* RECORD SET:
#####

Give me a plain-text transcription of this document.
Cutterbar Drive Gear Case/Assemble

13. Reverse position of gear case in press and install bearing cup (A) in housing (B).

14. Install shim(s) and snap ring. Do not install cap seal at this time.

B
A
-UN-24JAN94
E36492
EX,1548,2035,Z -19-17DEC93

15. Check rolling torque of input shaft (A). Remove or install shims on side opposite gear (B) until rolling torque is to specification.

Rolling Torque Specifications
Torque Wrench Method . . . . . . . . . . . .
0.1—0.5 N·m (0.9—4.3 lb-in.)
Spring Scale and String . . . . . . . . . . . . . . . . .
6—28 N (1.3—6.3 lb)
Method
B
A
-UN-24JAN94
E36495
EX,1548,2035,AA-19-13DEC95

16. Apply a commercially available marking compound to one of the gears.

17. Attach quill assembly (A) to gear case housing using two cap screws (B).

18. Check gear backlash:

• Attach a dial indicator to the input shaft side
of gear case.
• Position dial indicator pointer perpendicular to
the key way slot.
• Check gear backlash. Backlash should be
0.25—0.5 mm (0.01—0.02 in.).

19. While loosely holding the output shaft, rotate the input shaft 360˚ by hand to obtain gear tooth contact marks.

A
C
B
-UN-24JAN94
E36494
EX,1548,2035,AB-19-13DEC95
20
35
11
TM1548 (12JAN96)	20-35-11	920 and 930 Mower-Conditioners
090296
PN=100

#####

* EXERCISE TASK:
Copy every line of the material, please, keeping it exactly the same.

* SOLUTION TO THIS EXERCISE:
Give me a plain-text transcription of this document.
Cutterbar Drive Gear Case/Assemble

13. Reverse position of gear case in press and install bearing cup (A) in housing (B).

14. Install shim(s) and snap ring. Do not install cap seal at this time.

B
A
-UN-24JAN94
E36492
EX,1548,2035,Z -19-17DEC93

15. Check rolling torque of input shaft (A). Remove or install shims on side opposite gear (B) until rolling torque is to specification.

Rolling Torque Specifications
Torque Wrench Method . . . . . . . . . . . .
0.1—0.5 N·m (0.9—4.3 lb-in.)
Spring Scale and String . . . . . . . . . . . . . . . . .
6—28 N (1.3—6.3 lb)
Method
B
A
-UN-24JAN94
E36495
EX,1548,2035,AA-19-13DEC95

16. Apply a commercially available marking compound to one of the gears.

17. Attach quill assembly (A) to gear case housing using two cap screws (B).

18. Check gear backlash:

• Attach a dial indicator to the input shaft side
of gear case.
• Position dial indicator pointer perpendicular to
the key way slot.
• Check gear backlash. Backlash should be
0.25—0.5 mm (0.01—0.02 in.).

19. While loosely holding the output shaft, rotate the input shaft 360˚ by hand to obtain gear tooth contact marks.

A
C
B
-UN-24JAN94
E36494
EX,1548,2035,AB-19-13DEC95
20
35
11
TM1548 (12JAN96)	20-35-11	920 and 930 Mower-Conditioners
090296
PN=100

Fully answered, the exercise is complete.